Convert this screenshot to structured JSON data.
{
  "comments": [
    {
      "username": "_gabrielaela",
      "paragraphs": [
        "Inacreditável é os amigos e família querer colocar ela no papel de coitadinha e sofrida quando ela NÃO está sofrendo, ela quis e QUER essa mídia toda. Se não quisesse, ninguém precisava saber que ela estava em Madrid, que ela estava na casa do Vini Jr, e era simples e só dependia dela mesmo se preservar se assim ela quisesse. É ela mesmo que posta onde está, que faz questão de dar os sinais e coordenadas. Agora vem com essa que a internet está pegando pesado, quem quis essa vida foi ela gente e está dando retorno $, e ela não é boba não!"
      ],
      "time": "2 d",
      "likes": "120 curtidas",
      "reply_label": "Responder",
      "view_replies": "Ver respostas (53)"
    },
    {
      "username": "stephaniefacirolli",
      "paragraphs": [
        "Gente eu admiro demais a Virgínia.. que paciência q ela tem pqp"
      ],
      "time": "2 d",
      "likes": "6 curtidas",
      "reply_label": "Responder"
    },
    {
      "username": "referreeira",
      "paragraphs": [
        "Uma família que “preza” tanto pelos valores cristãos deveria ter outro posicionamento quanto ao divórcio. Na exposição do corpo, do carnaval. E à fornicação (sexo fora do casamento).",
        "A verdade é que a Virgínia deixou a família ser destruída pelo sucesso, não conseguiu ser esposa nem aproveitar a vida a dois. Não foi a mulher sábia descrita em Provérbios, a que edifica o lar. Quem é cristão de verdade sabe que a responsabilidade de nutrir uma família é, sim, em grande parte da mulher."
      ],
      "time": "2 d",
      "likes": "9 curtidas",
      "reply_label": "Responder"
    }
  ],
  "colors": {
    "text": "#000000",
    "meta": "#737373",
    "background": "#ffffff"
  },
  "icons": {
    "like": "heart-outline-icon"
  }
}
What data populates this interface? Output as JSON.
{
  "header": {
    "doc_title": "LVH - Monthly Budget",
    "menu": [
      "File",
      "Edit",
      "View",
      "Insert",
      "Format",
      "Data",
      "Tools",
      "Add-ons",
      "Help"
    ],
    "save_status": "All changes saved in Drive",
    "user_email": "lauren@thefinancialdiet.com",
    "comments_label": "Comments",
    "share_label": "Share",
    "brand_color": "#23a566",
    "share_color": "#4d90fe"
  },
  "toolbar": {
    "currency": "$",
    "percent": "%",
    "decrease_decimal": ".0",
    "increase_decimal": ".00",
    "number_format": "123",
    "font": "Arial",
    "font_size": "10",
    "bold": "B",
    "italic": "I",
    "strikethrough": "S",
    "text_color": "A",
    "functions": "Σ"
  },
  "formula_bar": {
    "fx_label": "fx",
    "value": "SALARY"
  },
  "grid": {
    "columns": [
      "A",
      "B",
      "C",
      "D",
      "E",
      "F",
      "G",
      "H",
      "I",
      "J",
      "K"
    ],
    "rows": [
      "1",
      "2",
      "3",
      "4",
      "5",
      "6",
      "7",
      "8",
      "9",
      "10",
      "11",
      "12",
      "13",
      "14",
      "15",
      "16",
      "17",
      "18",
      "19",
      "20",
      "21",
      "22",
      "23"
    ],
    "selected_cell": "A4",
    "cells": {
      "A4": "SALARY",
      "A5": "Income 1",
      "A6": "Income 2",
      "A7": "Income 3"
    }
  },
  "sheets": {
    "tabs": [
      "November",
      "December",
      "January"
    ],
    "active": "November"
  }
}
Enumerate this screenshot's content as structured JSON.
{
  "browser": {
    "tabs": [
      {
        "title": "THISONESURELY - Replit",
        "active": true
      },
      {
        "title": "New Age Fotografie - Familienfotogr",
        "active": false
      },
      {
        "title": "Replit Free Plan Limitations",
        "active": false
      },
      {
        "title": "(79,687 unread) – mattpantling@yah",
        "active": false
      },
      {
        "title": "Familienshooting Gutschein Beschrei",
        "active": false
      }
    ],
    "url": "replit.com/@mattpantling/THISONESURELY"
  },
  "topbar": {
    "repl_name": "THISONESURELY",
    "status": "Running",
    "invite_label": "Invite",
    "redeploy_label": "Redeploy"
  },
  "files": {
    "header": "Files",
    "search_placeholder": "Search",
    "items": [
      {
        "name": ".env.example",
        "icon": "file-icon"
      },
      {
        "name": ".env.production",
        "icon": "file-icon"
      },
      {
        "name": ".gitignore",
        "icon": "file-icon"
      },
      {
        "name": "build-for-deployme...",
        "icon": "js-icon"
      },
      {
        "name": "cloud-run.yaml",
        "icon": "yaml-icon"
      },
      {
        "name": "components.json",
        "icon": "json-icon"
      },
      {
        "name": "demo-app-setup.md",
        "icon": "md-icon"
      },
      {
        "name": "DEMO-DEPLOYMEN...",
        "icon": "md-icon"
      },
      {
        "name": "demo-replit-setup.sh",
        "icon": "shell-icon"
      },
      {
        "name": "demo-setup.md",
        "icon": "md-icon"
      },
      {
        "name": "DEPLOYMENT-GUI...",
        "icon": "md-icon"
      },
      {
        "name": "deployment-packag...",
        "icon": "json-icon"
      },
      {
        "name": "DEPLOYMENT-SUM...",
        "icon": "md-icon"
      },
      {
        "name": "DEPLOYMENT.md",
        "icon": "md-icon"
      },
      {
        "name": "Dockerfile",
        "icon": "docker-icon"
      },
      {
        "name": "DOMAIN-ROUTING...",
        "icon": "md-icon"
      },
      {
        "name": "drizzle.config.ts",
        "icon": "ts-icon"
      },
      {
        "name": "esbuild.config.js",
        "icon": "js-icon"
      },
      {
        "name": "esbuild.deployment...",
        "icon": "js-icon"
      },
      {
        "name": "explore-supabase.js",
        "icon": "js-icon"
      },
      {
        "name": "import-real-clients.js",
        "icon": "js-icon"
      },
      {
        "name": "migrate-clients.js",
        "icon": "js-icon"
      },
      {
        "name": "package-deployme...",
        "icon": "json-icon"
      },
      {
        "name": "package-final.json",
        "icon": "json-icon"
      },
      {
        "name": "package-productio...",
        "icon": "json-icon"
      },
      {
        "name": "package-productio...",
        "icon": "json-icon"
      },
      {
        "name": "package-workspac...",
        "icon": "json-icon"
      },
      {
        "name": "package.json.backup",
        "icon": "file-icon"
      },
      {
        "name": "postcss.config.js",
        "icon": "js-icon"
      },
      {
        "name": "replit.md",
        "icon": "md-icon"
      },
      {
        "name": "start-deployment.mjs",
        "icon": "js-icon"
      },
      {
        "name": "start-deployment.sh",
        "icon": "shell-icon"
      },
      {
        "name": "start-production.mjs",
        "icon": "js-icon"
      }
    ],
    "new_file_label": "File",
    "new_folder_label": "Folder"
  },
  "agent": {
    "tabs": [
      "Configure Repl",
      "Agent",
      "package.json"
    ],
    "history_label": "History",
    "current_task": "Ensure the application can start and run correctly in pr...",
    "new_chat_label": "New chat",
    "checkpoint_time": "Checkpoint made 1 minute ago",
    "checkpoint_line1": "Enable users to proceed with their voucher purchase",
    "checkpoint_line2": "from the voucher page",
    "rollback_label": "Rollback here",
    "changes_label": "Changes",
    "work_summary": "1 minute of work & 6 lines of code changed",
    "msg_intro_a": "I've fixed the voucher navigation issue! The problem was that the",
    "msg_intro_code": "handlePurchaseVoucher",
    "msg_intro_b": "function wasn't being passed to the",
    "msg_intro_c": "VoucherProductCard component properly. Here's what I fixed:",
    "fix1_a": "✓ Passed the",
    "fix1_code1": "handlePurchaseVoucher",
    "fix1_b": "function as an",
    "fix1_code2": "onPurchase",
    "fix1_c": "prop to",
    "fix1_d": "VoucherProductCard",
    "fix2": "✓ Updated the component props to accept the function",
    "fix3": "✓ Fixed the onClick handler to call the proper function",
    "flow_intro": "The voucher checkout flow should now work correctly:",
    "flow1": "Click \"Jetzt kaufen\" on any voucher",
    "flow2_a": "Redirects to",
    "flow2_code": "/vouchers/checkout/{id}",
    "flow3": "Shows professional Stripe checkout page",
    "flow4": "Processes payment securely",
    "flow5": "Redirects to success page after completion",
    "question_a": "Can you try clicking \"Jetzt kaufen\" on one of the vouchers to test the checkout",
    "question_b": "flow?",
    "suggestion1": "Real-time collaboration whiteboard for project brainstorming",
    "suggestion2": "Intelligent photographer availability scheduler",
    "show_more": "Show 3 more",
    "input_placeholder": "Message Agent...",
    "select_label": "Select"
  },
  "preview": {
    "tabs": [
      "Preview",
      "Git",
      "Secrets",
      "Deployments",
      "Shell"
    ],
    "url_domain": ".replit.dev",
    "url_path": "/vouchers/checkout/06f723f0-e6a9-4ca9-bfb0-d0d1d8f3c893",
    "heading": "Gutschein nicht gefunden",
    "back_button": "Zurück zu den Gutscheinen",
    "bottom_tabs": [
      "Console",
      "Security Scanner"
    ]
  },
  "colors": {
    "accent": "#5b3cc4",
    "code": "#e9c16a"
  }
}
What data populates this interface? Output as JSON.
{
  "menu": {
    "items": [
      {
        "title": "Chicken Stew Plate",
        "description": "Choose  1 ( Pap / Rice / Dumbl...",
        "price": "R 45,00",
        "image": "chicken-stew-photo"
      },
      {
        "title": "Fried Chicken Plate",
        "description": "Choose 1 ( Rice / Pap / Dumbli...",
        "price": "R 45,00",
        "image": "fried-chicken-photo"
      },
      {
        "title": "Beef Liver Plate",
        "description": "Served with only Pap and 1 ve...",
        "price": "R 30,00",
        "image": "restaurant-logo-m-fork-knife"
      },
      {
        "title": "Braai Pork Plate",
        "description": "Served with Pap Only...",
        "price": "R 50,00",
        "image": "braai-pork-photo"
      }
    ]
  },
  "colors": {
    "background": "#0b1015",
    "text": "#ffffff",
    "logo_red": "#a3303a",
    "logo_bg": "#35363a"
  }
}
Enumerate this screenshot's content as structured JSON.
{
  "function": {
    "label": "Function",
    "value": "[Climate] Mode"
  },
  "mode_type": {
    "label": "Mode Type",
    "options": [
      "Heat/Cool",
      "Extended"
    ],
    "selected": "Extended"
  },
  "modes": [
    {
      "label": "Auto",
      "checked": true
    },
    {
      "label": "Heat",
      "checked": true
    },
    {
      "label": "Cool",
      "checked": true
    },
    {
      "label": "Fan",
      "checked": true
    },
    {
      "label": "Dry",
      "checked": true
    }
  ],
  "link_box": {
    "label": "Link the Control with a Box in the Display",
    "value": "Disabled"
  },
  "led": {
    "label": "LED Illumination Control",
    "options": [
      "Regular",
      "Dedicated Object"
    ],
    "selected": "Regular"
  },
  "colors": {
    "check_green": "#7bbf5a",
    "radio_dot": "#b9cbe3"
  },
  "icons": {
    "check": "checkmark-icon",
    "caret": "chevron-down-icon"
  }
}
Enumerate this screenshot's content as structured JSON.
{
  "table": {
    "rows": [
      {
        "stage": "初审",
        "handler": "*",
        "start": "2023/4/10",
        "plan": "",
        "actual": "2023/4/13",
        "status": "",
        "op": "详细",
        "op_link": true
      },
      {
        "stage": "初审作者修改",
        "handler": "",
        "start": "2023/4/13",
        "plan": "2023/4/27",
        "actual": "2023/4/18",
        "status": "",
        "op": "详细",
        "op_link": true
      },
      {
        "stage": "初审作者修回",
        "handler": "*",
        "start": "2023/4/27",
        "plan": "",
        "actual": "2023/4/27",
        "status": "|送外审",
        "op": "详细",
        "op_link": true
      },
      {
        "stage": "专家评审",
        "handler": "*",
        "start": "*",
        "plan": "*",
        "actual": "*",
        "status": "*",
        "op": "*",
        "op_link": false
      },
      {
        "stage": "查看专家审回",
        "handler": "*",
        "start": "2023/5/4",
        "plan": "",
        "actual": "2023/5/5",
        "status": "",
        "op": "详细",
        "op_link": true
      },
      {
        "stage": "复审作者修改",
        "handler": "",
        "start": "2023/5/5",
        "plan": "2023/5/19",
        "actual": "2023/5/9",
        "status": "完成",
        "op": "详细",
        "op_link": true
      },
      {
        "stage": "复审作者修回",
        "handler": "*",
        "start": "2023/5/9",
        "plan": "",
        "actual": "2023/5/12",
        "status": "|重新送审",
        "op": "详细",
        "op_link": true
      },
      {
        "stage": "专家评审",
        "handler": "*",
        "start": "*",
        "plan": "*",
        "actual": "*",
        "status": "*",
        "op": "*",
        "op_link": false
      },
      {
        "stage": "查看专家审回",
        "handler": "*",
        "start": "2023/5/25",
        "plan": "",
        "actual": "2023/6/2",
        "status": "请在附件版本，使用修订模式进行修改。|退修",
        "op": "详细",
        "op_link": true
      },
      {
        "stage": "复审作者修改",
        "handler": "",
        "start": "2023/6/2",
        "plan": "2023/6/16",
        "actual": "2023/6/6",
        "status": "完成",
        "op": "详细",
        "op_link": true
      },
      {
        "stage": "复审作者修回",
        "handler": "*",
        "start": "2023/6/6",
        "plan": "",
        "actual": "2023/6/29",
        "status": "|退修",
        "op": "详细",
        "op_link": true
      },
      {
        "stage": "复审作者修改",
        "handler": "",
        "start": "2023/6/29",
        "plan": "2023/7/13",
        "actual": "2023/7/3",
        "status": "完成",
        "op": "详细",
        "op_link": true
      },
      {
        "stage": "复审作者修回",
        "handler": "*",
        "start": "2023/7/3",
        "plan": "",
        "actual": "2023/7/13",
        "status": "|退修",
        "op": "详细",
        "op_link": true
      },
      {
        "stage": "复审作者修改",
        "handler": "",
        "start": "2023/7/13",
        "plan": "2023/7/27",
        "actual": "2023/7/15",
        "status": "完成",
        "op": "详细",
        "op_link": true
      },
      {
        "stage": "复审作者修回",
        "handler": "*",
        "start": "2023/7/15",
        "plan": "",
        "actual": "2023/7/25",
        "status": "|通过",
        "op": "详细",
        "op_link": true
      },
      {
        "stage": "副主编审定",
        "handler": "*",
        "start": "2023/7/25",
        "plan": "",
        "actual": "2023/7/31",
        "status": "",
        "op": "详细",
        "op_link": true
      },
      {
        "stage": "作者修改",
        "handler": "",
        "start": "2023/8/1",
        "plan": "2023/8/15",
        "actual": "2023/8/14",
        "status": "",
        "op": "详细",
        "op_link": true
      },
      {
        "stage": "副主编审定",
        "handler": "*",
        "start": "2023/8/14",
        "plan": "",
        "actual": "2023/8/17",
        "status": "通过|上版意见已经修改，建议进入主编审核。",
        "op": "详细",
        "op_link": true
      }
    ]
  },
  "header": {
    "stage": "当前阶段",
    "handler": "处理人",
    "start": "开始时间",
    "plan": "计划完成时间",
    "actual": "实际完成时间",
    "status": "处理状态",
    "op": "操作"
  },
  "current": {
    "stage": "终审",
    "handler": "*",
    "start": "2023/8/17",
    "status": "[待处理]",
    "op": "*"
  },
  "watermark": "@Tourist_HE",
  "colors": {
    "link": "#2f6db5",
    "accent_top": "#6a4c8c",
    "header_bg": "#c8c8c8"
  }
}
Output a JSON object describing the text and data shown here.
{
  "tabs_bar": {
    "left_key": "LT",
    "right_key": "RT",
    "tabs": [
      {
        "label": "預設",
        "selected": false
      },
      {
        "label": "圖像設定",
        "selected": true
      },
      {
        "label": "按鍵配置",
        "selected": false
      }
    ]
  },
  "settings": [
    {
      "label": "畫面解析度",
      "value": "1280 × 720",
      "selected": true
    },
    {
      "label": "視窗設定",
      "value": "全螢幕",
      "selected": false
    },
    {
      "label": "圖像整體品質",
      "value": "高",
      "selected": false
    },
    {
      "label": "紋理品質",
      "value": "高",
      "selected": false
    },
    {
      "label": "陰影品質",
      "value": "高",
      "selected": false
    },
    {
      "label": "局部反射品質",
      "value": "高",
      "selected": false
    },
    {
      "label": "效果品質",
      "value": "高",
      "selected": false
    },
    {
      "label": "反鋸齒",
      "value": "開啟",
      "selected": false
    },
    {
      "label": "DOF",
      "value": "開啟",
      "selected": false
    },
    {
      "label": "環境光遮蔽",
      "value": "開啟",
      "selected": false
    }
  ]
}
————————
» Stated goal: All lines in the data that contain the word "Choose" should be copied.

» Solution to the problem:
        "description": "Choose  1 ( Pap / Rice / Dumbl...",
        "description": "Choose 1 ( Rice / Pap / Dumbli...",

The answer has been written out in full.